## Task instructions
Determine how many lines include "specific". Give the number and nothing else.

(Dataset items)
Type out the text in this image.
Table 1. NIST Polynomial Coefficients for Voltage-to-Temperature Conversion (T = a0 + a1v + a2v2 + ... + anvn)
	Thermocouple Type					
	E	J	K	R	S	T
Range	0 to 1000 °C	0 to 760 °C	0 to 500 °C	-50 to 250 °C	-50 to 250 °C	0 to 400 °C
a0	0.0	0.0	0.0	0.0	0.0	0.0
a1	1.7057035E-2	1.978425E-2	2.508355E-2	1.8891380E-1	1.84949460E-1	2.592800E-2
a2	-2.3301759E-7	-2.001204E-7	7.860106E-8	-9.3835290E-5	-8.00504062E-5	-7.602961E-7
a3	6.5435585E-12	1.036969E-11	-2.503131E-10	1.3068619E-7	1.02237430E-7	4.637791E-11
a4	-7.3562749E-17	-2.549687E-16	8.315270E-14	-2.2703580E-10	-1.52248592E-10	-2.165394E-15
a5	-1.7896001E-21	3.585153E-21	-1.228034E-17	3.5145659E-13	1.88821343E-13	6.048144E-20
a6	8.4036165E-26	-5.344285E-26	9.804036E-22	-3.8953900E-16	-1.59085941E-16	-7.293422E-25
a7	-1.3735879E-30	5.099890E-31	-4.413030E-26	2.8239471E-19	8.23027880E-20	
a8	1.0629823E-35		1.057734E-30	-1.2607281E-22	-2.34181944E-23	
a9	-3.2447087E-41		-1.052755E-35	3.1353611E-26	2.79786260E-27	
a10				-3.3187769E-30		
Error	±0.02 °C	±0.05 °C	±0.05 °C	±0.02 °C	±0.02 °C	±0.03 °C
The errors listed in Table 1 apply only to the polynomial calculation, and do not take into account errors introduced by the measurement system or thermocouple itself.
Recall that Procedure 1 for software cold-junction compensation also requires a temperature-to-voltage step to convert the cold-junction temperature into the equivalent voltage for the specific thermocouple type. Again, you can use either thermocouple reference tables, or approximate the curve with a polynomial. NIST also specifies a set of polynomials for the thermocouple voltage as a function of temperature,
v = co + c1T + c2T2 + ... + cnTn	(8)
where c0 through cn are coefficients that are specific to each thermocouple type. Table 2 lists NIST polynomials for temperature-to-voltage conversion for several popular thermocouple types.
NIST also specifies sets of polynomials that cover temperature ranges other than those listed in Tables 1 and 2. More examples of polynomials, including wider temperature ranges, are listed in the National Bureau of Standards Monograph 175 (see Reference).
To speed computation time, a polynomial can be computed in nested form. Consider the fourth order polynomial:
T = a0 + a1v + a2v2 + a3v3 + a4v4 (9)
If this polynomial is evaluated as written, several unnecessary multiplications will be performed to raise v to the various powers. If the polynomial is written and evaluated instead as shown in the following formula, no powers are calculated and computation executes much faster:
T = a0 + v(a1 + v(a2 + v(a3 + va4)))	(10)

## Written response
2